Short exercise ::
Copy down all of the data underneath, exactly as shown.
=== Information provided ===
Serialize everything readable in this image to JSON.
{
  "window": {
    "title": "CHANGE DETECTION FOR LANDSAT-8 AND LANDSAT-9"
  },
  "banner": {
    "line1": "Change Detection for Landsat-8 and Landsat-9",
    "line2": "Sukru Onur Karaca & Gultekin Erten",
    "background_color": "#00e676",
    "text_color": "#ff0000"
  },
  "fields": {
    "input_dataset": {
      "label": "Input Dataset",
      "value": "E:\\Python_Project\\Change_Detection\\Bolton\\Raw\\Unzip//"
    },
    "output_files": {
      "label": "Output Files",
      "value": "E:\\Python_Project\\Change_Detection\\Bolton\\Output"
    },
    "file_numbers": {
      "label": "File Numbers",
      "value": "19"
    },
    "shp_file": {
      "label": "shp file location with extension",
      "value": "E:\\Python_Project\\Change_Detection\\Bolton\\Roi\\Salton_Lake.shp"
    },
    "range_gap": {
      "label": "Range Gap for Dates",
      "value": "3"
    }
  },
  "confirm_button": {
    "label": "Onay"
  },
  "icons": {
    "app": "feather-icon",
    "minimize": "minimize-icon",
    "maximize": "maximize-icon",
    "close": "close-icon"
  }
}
===
Answer to the task ::
Serialize everything readable in this image to JSON.
{
  "window": {
    "title": "CHANGE DETECTION FOR LANDSAT-8 AND LANDSAT-9"
  },
  "banner": {
    "line1": "Change Detection for Landsat-8 and Landsat-9",
    "line2": "Sukru Onur Karaca & Gultekin Erten",
    "background_color": "#00e676",
    "text_color": "#ff0000"
  },
  "fields": {
    "input_dataset": {
      "label": "Input Dataset",
      "value": "E:\\Python_Project\\Change_Detection\\Bolton\\Raw\\Unzip//"
    },
    "output_files": {
      "label": "Output Files",
      "value": "E:\\Python_Project\\Change_Detection\\Bolton\\Output"
    },
    "file_numbers": {
      "label": "File Numbers",
      "value": "19"
    },
    "shp_file": {
      "label": "shp file location with extension",
      "value": "E:\\Python_Project\\Change_Detection\\Bolton\\Roi\\Salton_Lake.shp"
    },
    "range_gap": {
      "label": "Range Gap for Dates",
      "value": "3"
    }
  },
  "confirm_button": {
    "label": "Onay"
  },
  "icons": {
    "app": "feather-icon",
    "minimize": "minimize-icon",
    "maximize": "maximize-icon",
    "close": "close-icon"
  }
}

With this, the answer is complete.